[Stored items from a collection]
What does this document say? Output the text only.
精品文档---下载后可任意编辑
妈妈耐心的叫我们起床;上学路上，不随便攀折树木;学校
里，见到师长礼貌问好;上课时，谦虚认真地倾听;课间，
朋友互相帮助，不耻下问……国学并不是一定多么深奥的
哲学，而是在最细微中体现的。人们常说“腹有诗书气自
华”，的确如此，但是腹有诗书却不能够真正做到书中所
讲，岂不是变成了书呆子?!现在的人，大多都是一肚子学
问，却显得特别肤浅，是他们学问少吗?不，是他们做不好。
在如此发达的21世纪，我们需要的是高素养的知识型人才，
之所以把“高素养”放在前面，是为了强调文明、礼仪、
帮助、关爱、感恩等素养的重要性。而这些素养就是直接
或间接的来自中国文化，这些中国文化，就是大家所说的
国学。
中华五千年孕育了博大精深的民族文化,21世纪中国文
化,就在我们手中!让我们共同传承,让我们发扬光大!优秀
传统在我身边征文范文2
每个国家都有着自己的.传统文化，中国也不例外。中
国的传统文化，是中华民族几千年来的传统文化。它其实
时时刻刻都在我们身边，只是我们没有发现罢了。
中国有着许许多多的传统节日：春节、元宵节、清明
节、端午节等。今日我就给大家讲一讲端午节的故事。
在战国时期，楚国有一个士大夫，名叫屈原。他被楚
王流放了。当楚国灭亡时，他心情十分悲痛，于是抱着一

* _Exercise_:
Restate each entry exactly, skipping none.

* _Exercise output_:
What does this document say? Output the text only.
精品文档---下载后可任意编辑
妈妈耐心的叫我们起床;上学路上，不随便攀折树木;学校
里，见到师长礼貌问好;上课时，谦虚认真地倾听;课间，
朋友互相帮助，不耻下问……国学并不是一定多么深奥的
哲学，而是在最细微中体现的。人们常说“腹有诗书气自
华”，的确如此，但是腹有诗书却不能够真正做到书中所
讲，岂不是变成了书呆子?!现在的人，大多都是一肚子学
问，却显得特别肤浅，是他们学问少吗?不，是他们做不好。
在如此发达的21世纪，我们需要的是高素养的知识型人才，
之所以把“高素养”放在前面，是为了强调文明、礼仪、
帮助、关爱、感恩等素养的重要性。而这些素养就是直接
或间接的来自中国文化，这些中国文化，就是大家所说的
国学。
中华五千年孕育了博大精深的民族文化,21世纪中国文
化,就在我们手中!让我们共同传承,让我们发扬光大!优秀
传统在我身边征文范文2
每个国家都有着自己的.传统文化，中国也不例外。中
国的传统文化，是中华民族几千年来的传统文化。它其实
时时刻刻都在我们身边，只是我们没有发现罢了。
中国有着许许多多的传统节日：春节、元宵节、清明
节、端午节等。今日我就给大家讲一讲端午节的故事。
在战国时期，楚国有一个士大夫，名叫屈原。他被楚
王流放了。当楚国灭亡时，他心情十分悲痛，于是抱着一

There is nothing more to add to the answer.